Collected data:
=-=-=-=-=

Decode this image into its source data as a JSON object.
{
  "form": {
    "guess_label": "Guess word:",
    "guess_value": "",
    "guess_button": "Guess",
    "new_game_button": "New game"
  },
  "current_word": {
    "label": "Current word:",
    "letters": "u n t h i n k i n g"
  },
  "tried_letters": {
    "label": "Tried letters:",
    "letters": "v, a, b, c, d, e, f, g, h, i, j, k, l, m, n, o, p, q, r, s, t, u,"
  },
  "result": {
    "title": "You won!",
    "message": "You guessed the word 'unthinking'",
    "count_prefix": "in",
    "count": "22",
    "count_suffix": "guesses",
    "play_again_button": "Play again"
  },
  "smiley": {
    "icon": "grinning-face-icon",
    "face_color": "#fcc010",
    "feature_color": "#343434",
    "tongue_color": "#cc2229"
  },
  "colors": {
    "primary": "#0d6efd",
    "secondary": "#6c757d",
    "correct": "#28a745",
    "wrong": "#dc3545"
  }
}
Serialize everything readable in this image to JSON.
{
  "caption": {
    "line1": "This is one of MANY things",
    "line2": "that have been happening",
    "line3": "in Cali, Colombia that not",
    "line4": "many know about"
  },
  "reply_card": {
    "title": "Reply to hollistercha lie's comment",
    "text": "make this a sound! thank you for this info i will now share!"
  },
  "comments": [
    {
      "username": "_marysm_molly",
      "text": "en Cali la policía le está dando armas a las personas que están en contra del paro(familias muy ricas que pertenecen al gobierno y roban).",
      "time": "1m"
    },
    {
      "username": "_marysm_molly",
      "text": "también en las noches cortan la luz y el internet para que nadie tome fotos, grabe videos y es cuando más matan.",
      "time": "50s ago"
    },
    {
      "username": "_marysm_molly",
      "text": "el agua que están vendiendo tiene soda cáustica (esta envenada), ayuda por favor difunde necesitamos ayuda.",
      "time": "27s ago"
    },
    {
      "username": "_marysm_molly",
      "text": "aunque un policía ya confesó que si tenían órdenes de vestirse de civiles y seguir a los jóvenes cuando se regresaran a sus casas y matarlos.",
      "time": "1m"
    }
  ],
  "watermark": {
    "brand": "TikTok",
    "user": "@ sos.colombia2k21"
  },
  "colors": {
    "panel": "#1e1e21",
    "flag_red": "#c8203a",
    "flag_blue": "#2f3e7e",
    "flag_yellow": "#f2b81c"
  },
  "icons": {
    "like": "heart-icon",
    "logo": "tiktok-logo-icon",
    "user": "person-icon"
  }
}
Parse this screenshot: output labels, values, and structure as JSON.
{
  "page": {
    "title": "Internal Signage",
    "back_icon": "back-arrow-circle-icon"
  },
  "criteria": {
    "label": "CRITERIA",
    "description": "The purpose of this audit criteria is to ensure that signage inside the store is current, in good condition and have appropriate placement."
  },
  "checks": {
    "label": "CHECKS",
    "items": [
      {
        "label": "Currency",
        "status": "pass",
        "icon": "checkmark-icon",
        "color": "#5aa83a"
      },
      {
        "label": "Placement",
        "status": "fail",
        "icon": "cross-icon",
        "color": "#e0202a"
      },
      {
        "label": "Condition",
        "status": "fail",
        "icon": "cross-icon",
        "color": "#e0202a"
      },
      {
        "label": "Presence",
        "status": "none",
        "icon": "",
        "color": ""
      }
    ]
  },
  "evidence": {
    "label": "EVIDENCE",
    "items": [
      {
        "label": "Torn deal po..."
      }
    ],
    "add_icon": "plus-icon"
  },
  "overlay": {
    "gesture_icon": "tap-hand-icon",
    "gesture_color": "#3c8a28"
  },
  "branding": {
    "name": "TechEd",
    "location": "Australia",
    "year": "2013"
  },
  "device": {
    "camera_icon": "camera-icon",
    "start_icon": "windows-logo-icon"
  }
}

=-=-=-=-=

Your task: Repeat the records above exactly, from the first line to the last.

Worked solution:
Decode this image into its source data as a JSON object.
{
  "form": {
    "guess_label": "Guess word:",
    "guess_value": "",
    "guess_button": "Guess",
    "new_game_button": "New game"
  },
  "current_word": {
    "label": "Current word:",
    "letters": "u n t h i n k i n g"
  },
  "tried_letters": {
    "label": "Tried letters:",
    "letters": "v, a, b, c, d, e, f, g, h, i, j, k, l, m, n, o, p, q, r, s, t, u,"
  },
  "result": {
    "title": "You won!",
    "message": "You guessed the word 'unthinking'",
    "count_prefix": "in",
    "count": "22",
    "count_suffix": "guesses",
    "play_again_button": "Play again"
  },
  "smiley": {
    "icon": "grinning-face-icon",
    "face_color": "#fcc010",
    "feature_color": "#343434",
    "tongue_color": "#cc2229"
  },
  "colors": {
    "primary": "#0d6efd",
    "secondary": "#6c757d",
    "correct": "#28a745",
    "wrong": "#dc3545"
  }
}
Serialize everything readable in this image to JSON.
{
  "caption": {
    "line1": "This is one of MANY things",
    "line2": "that have been happening",
    "line3": "in Cali, Colombia that not",
    "line4": "many know about"
  },
  "reply_card": {
    "title": "Reply to hollistercha lie's comment",
    "text": "make this a sound! thank you for this info i will now share!"
  },
  "comments": [
    {
      "username": "_marysm_molly",
      "text": "en Cali la policía le está dando armas a las personas que están en contra del paro(familias muy ricas que pertenecen al gobierno y roban).",
      "time": "1m"
    },
    {
      "username": "_marysm_molly",
      "text": "también en las noches cortan la luz y el internet para que nadie tome fotos, grabe videos y es cuando más matan.",
      "time": "50s ago"
    },
    {
      "username": "_marysm_molly",
      "text": "el agua que están vendiendo tiene soda cáustica (esta envenada), ayuda por favor difunde necesitamos ayuda.",
      "time": "27s ago"
    },
    {
      "username": "_marysm_molly",
      "text": "aunque un policía ya confesó que si tenían órdenes de vestirse de civiles y seguir a los jóvenes cuando se regresaran a sus casas y matarlos.",
      "time": "1m"
    }
  ],
  "watermark": {
    "brand": "TikTok",
    "user": "@ sos.colombia2k21"
  },
  "colors": {
    "panel": "#1e1e21",
    "flag_red": "#c8203a",
    "flag_blue": "#2f3e7e",
    "flag_yellow": "#f2b81c"
  },
  "icons": {
    "like": "heart-icon",
    "logo": "tiktok-logo-icon",
    "user": "person-icon"
  }
}
Parse this screenshot: output labels, values, and structure as JSON.
{
  "page": {
    "title": "Internal Signage",
    "back_icon": "back-arrow-circle-icon"
  },
  "criteria": {
    "label": "CRITERIA",
    "description": "The purpose of this audit criteria is to ensure that signage inside the store is current, in good condition and have appropriate placement."
  },
  "checks": {
    "label": "CHECKS",
    "items": [
      {
        "label": "Currency",
        "status": "pass",
        "icon": "checkmark-icon",
        "color": "#5aa83a"
      },
      {
        "label": "Placement",
        "status": "fail",
        "icon": "cross-icon",
        "color": "#e0202a"
      },
      {
        "label": "Condition",
        "status": "fail",
        "icon": "cross-icon",
        "color": "#e0202a"
      },
      {
        "label": "Presence",
        "status": "none",
        "icon": "",
        "color": ""
      }
    ]
  },
  "evidence": {
    "label": "EVIDENCE",
    "items": [
      {
        "label": "Torn deal po..."
      }
    ],
    "add_icon": "plus-icon"
  },
  "overlay": {
    "gesture_icon": "tap-hand-icon",
    "gesture_color": "#3c8a28"
  },
  "branding": {
    "name": "TechEd",
    "location": "Australia",
    "year": "2013"
  },
  "device": {
    "camera_icon": "camera-icon",
    "start_icon": "windows-logo-icon"
  }
}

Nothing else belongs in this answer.